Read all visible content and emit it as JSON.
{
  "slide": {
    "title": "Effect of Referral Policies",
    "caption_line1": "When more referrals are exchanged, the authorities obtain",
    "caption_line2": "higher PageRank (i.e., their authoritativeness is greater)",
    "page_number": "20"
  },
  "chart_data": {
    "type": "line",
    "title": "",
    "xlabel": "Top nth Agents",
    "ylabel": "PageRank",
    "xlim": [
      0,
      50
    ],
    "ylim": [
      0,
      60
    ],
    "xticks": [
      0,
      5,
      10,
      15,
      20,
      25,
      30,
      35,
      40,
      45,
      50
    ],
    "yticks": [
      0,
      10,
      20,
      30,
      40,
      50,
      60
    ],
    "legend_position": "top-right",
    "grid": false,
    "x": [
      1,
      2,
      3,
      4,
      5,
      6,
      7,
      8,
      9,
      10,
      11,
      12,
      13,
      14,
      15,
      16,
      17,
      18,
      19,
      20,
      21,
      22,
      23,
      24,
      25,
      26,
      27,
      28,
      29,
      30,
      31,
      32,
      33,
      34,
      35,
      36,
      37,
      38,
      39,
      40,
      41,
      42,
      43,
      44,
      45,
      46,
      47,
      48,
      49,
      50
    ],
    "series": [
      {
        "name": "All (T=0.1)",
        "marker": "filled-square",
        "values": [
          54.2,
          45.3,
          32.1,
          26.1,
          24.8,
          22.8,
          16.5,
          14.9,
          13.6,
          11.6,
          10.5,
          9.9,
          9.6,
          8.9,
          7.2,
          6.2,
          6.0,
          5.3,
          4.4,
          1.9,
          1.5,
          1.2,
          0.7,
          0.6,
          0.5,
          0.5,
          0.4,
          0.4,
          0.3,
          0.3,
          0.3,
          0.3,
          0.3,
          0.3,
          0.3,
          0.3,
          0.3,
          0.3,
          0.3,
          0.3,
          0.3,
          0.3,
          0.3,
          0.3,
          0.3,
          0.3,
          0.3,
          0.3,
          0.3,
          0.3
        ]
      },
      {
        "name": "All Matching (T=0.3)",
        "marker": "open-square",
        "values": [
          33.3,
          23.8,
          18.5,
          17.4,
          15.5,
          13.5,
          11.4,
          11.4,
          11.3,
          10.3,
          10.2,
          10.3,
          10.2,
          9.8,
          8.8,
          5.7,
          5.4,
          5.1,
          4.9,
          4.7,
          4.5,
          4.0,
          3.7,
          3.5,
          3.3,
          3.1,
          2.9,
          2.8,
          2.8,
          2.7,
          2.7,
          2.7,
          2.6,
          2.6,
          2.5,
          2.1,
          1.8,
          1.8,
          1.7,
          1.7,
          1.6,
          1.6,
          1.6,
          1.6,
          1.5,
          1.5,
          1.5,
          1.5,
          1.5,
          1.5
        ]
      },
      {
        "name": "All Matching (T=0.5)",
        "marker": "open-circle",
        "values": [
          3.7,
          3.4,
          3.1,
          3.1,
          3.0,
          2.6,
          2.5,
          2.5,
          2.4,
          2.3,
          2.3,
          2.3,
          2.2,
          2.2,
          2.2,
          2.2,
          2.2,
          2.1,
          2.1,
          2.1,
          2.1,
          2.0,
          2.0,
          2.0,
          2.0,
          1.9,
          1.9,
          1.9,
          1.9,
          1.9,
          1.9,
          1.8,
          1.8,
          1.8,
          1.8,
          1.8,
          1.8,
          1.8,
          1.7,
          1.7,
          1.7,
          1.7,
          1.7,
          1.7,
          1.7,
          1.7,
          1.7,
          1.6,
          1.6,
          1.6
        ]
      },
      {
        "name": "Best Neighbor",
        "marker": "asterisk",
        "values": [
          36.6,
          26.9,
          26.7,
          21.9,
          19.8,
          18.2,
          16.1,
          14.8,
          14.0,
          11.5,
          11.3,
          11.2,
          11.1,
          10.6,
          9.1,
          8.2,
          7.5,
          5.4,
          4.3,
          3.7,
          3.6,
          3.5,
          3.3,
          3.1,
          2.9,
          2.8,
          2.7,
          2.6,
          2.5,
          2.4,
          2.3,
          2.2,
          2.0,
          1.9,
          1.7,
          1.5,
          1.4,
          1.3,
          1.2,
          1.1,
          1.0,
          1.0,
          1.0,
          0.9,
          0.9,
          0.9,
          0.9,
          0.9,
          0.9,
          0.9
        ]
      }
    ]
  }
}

═══

Return all lines of the material above in which the word "open" occurs.

Written response:
        "marker": "open-square",
        "marker": "open-circle",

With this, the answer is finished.